→ **Data section**
----

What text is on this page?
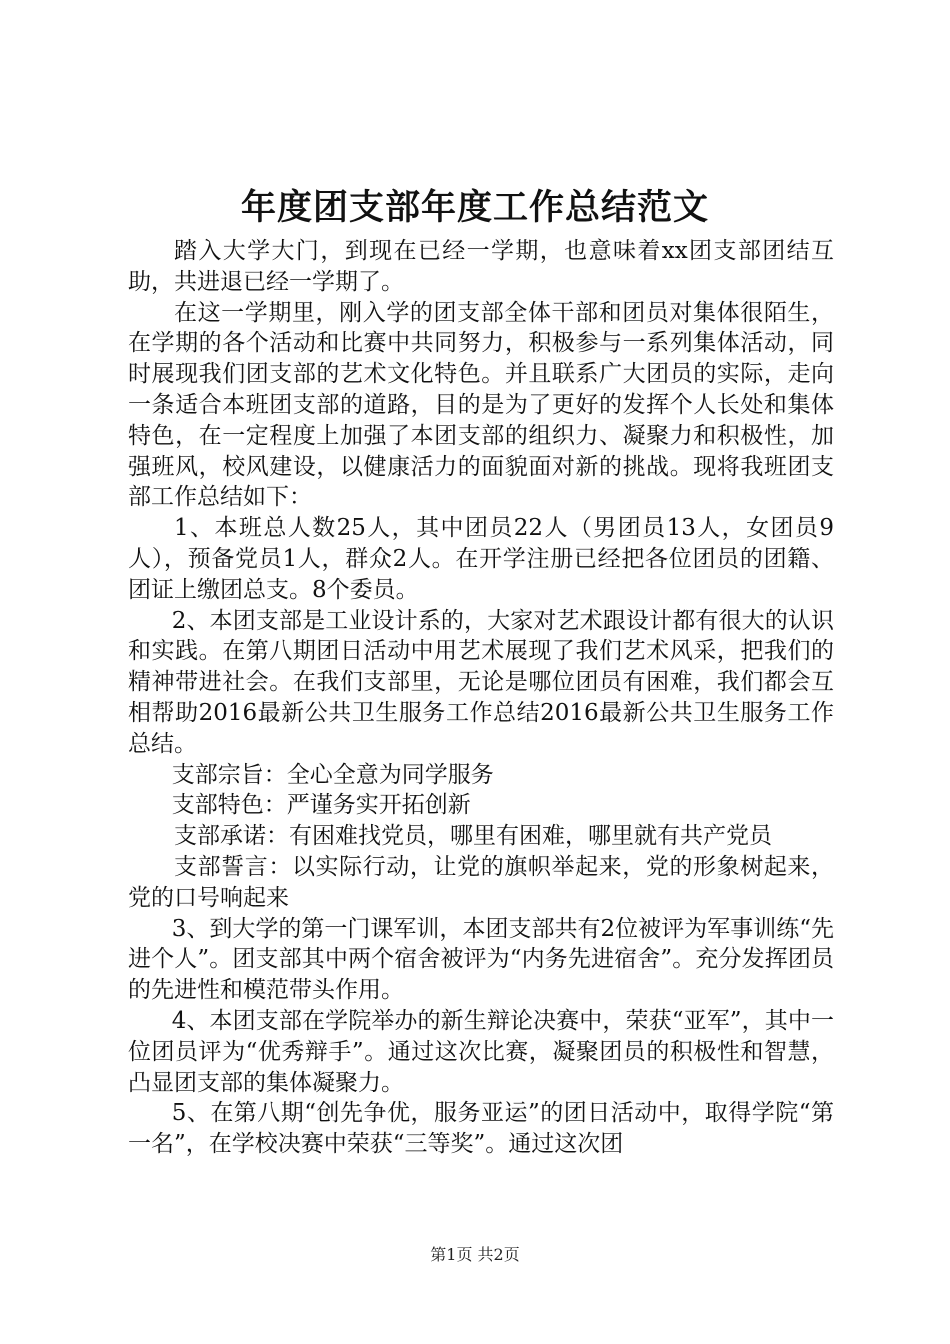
年度团支部年度工作总结范文

踏入大学大门，到现在已经一学期，也意味着xx团支部团结互助，共进退已经一学期了。

在这一学期里，刚入学的团支部全体干部和团员对集体很陌生，在学期的各个活动和比赛中共同努力，积极参与一系列集体活动，同时展现我们团支部的艺术文化特色。并且联系广大团员的实际，走向一条适合本班团支部的道路，目的是为了更好的发挥个人长处和集体特色，在一定程度上加强了本团支部的组织力、凝聚力和积极性，加强班风，校风建设，以健康活力的面貌面对新的挑战。现将我班团支部工作总结如下：

1、本班总人数25人，其中团员22人（男团员13人，女团员9人），预备党员1人，群众2人。在开学注册已经把各位团员的团籍、团证上缴团总支。8个委员。

2、本团支部是工业设计系的，大家对艺术跟设计都有很大的认识和实践。在第八期团日活动中用艺术展现了我们艺术风采，把我们的精神带进社会。在我们支部里，无论是哪位团员有困难，我们都会互相帮助2016最新公共卫生服务工作总结2016最新公共卫生服务工作总结。

支部宗旨：全心全意为同学服务

支部特色：严谨务实开拓创新

支部承诺：有困难找党员，哪里有困难，哪里就有共产党员

支部誓言：以实际行动，让党的旗帜举起来，党的形象树起来，党的口号响起来

3、到大学的第一门课军训，本团支部共有2位被评为军事训练“先进个人”。团支部其中两个宿舍被评为“内务先进宿舍”。充分发挥团员的先进性和模范带头作用。

4、本团支部在学院举办的新生辩论决赛中，荣获“亚军”，其中一位团员评为“优秀辩手”。通过这次比赛，凝聚团员的积极性和智慧，凸显团支部的集体凝聚力。

5、在第八期“创先争优，服务亚运”的团日活动中，取得学院“第一名”，在学校决赛中荣获“三等奖”。通过这次团

第1页 共2页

----

→ **What you will do**
Without including any pictures, output all the entries above exactly.

→ **Reply to the task**
What text is on this page?
年度团支部年度工作总结范文

踏入大学大门，到现在已经一学期，也意味着xx团支部团结互助，共进退已经一学期了。

在这一学期里，刚入学的团支部全体干部和团员对集体很陌生，在学期的各个活动和比赛中共同努力，积极参与一系列集体活动，同时展现我们团支部的艺术文化特色。并且联系广大团员的实际，走向一条适合本班团支部的道路，目的是为了更好的发挥个人长处和集体特色，在一定程度上加强了本团支部的组织力、凝聚力和积极性，加强班风，校风建设，以健康活力的面貌面对新的挑战。现将我班团支部工作总结如下：

1、本班总人数25人，其中团员22人（男团员13人，女团员9人），预备党员1人，群众2人。在开学注册已经把各位团员的团籍、团证上缴团总支。8个委员。

2、本团支部是工业设计系的，大家对艺术跟设计都有很大的认识和实践。在第八期团日活动中用艺术展现了我们艺术风采，把我们的精神带进社会。在我们支部里，无论是哪位团员有困难，我们都会互相帮助2016最新公共卫生服务工作总结2016最新公共卫生服务工作总结。

支部宗旨：全心全意为同学服务

支部特色：严谨务实开拓创新

支部承诺：有困难找党员，哪里有困难，哪里就有共产党员

支部誓言：以实际行动，让党的旗帜举起来，党的形象树起来，党的口号响起来

3、到大学的第一门课军训，本团支部共有2位被评为军事训练“先进个人”。团支部其中两个宿舍被评为“内务先进宿舍”。充分发挥团员的先进性和模范带头作用。

4、本团支部在学院举办的新生辩论决赛中，荣获“亚军”，其中一位团员评为“优秀辩手”。通过这次比赛，凝聚团员的积极性和智慧，凸显团支部的集体凝聚力。

5、在第八期“创先争优，服务亚运”的团日活动中，取得学院“第一名”，在学校决赛中荣获“三等奖”。通过这次团

第1页 共2页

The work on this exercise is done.